**RECORDS FOR THIS EXERCISE:**
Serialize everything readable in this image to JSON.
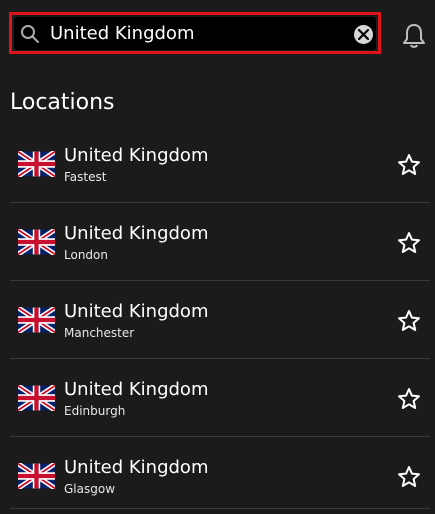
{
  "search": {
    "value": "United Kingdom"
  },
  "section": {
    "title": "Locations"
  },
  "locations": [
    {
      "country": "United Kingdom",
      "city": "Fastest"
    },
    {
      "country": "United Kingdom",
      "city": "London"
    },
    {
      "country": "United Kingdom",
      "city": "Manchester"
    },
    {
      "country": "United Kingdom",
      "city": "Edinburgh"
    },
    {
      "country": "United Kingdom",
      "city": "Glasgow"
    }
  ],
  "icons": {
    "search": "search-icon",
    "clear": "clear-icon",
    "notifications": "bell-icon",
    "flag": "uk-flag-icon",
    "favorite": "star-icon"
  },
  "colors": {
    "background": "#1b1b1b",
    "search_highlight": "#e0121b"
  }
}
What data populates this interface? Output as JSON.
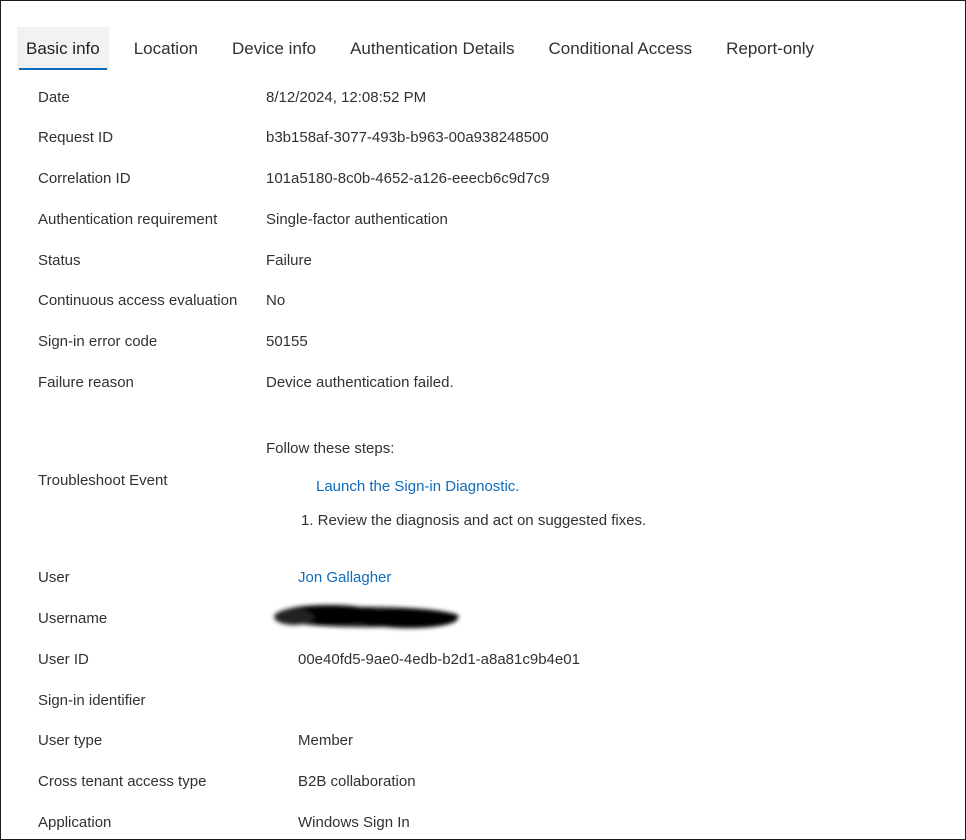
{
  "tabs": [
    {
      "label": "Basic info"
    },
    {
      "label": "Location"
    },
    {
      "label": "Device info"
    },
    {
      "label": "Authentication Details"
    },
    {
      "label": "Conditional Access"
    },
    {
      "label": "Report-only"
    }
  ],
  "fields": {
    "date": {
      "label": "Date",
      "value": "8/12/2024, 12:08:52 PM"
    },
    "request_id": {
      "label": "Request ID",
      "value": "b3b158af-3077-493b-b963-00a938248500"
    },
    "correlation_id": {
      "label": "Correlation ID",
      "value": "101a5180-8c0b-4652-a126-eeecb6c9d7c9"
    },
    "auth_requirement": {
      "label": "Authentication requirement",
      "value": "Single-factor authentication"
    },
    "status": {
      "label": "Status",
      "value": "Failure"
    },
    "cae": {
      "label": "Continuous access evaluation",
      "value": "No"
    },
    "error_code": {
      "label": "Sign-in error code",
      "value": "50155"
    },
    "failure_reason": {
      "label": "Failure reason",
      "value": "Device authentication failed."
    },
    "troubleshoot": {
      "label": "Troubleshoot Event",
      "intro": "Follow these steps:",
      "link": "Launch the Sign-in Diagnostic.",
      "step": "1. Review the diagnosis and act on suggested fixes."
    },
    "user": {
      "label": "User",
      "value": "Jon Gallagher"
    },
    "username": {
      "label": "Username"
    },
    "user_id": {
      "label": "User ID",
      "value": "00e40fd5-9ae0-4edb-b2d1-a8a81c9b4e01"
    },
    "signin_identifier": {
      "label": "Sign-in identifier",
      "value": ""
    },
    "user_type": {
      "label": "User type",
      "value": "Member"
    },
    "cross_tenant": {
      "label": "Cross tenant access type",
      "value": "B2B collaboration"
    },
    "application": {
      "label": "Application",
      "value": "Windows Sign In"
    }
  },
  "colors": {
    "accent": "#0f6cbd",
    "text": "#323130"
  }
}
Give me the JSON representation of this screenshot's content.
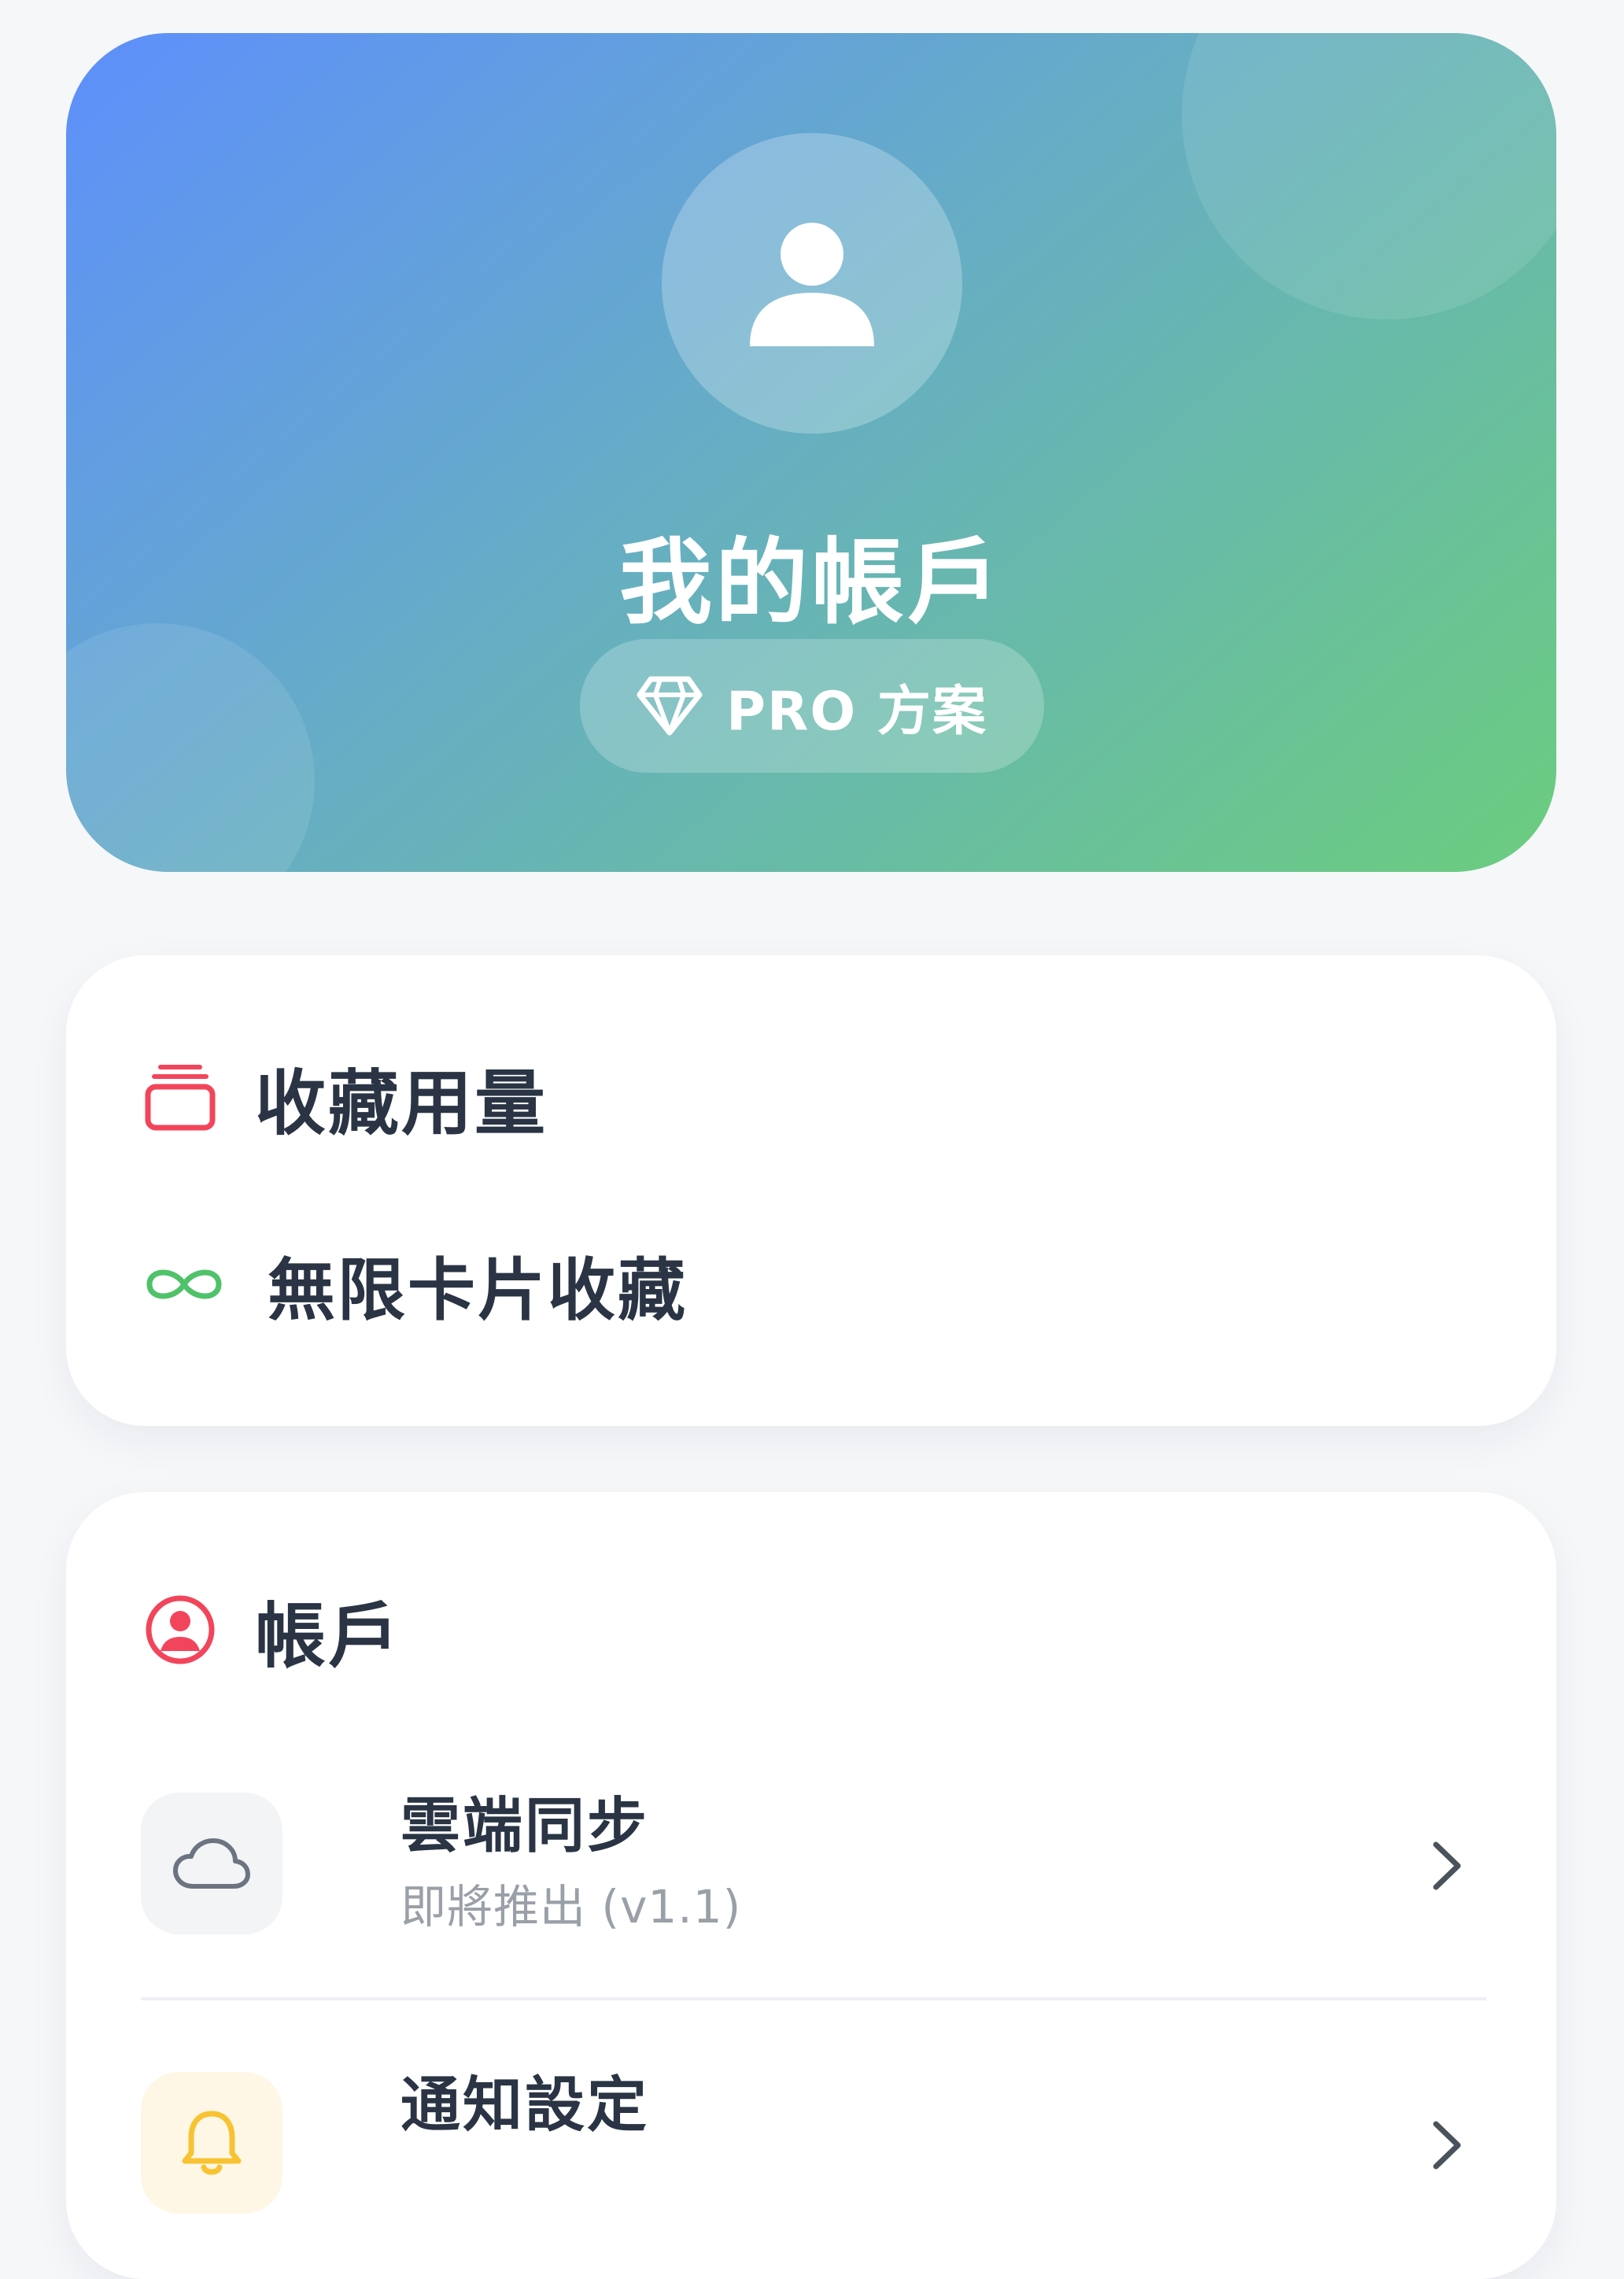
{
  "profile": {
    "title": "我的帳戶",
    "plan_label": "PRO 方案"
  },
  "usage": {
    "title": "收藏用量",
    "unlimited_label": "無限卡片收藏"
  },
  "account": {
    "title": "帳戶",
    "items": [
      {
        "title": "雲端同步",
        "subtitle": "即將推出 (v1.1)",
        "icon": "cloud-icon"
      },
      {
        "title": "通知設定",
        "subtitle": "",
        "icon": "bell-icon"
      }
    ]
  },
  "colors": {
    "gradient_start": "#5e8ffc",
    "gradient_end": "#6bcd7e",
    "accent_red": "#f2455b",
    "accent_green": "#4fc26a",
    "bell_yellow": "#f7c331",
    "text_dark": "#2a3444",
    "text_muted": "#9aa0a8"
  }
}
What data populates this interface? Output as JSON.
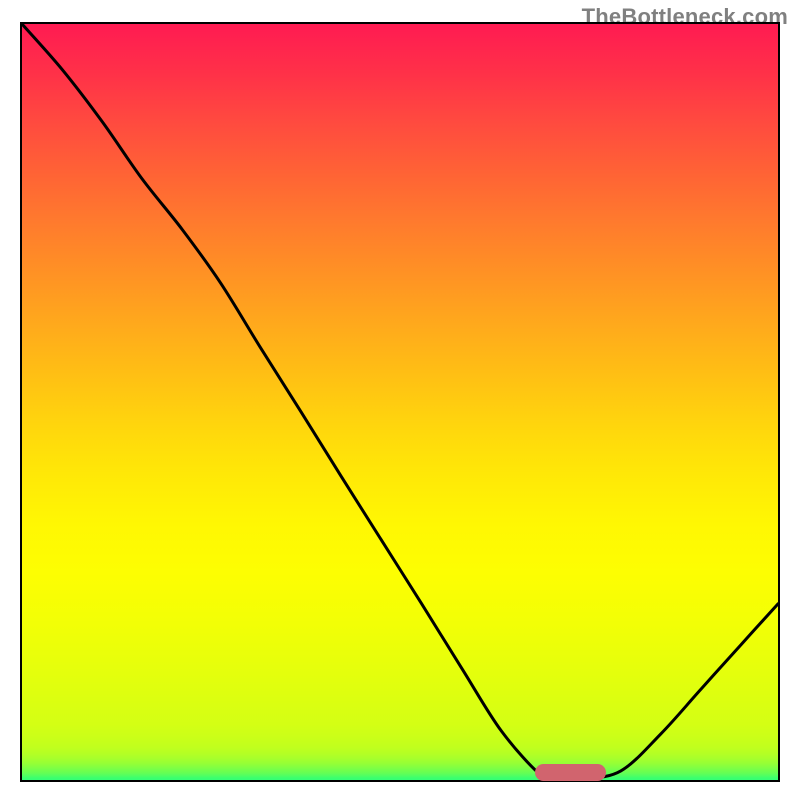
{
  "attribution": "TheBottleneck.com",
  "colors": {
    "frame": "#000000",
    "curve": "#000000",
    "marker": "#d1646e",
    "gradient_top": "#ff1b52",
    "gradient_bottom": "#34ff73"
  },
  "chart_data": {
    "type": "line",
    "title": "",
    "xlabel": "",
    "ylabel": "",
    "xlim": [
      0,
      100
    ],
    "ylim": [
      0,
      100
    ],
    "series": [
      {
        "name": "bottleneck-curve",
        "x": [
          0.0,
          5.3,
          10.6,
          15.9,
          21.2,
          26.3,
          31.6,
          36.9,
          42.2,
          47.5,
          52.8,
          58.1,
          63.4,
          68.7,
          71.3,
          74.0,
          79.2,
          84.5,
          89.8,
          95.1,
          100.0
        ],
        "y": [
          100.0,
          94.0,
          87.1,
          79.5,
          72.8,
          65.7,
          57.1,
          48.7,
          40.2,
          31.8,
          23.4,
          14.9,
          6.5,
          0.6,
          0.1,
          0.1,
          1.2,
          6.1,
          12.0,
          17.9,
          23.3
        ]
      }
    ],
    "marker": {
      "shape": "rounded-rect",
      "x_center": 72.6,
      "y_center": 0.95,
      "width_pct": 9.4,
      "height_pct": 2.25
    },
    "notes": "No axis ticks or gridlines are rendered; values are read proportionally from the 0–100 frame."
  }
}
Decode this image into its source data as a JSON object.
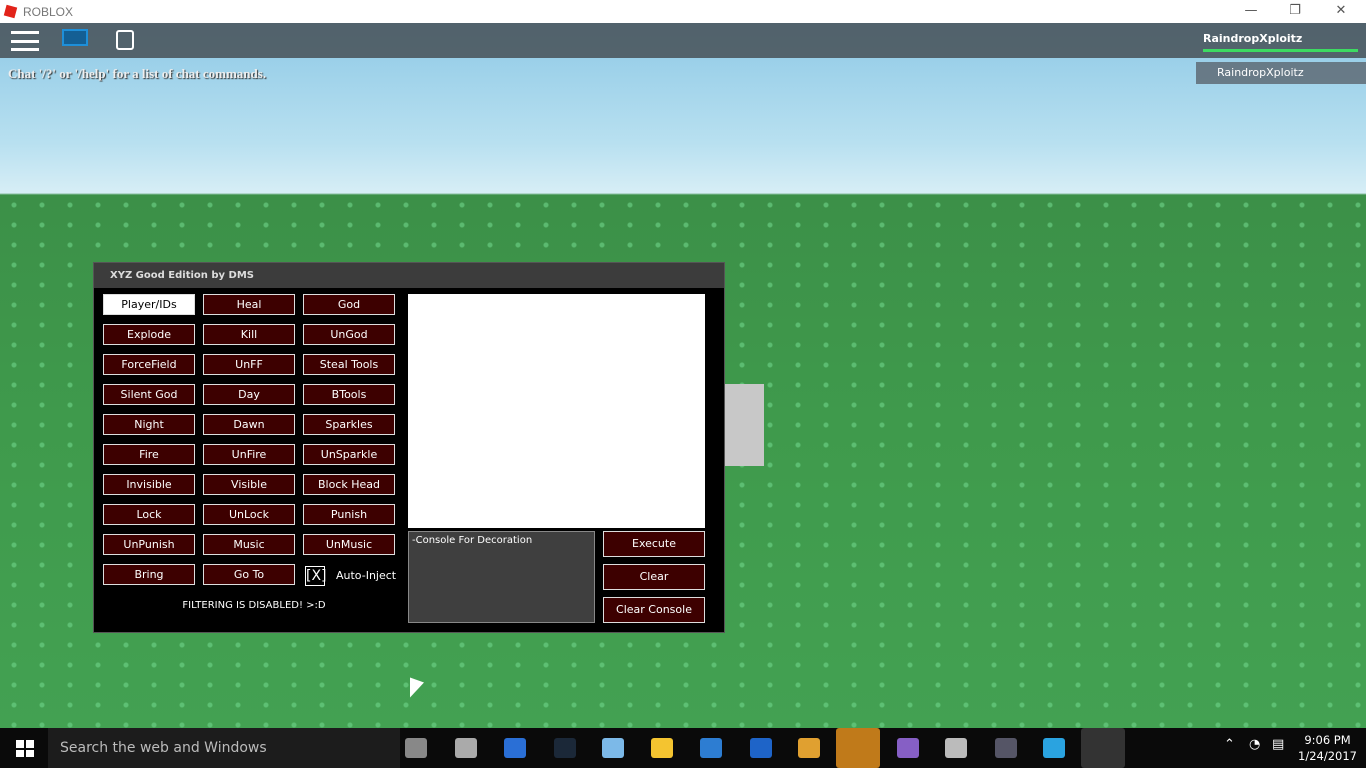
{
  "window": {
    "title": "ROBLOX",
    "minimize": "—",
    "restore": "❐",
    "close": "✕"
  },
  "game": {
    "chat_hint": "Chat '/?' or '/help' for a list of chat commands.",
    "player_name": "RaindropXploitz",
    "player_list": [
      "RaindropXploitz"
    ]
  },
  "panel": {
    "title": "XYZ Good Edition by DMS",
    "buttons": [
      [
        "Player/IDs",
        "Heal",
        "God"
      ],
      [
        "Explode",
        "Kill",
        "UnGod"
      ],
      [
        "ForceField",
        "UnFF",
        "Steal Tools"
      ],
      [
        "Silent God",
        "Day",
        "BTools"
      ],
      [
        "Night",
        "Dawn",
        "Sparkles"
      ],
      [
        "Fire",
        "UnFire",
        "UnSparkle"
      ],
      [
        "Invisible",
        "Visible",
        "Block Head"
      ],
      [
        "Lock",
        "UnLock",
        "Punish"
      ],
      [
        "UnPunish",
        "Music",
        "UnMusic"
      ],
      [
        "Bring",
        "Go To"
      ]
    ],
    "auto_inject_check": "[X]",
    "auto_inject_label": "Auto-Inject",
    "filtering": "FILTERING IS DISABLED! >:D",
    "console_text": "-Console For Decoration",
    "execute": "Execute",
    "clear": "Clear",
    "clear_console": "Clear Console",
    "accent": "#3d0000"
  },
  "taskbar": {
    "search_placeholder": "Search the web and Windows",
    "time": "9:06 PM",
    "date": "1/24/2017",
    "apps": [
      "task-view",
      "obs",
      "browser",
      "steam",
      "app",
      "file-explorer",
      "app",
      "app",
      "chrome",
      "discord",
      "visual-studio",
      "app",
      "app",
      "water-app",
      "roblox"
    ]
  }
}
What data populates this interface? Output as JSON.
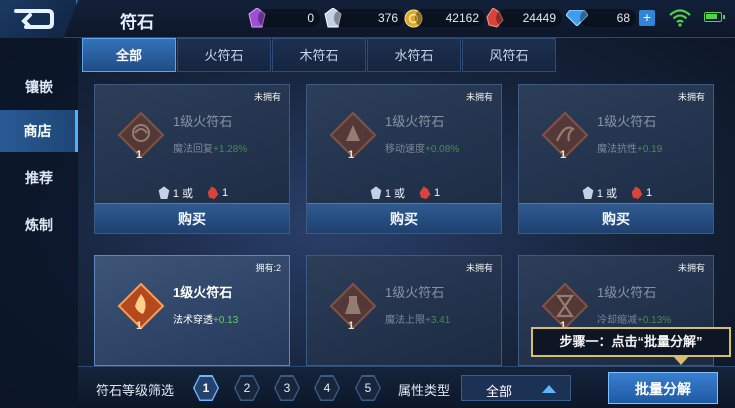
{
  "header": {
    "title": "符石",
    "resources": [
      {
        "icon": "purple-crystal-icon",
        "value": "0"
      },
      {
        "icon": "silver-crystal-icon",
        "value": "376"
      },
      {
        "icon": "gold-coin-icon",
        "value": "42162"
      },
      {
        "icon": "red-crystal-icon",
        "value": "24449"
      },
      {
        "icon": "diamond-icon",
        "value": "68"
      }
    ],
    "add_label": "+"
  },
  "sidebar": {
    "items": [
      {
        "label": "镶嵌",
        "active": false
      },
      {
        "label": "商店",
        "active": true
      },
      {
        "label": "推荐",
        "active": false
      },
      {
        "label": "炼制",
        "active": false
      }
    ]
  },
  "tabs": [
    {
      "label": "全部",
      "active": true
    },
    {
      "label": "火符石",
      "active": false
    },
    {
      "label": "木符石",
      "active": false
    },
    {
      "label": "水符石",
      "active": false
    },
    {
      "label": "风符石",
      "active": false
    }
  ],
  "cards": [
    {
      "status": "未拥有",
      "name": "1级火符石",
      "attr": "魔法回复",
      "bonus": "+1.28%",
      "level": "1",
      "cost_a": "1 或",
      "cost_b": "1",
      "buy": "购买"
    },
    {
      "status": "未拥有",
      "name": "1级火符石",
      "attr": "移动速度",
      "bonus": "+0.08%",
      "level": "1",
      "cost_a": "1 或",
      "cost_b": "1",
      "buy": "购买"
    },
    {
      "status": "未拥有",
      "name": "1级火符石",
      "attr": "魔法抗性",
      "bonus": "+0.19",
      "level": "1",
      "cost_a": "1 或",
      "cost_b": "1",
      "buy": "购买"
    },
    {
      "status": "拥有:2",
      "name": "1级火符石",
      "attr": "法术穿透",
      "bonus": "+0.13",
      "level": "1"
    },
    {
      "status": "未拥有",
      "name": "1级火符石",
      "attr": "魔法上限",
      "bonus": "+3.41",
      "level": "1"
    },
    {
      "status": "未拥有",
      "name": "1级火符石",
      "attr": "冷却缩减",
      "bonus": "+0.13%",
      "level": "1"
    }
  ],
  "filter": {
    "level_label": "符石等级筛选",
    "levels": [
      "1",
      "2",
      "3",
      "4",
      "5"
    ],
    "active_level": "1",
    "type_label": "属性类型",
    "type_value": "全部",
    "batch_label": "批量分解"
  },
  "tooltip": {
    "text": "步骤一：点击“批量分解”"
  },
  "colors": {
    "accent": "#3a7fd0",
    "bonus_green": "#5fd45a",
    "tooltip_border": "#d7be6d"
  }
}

**DIRECTIVE:** Your answer should be a single number: the count of lines in the listing that contain the word "Windows".

**RESULT:** 2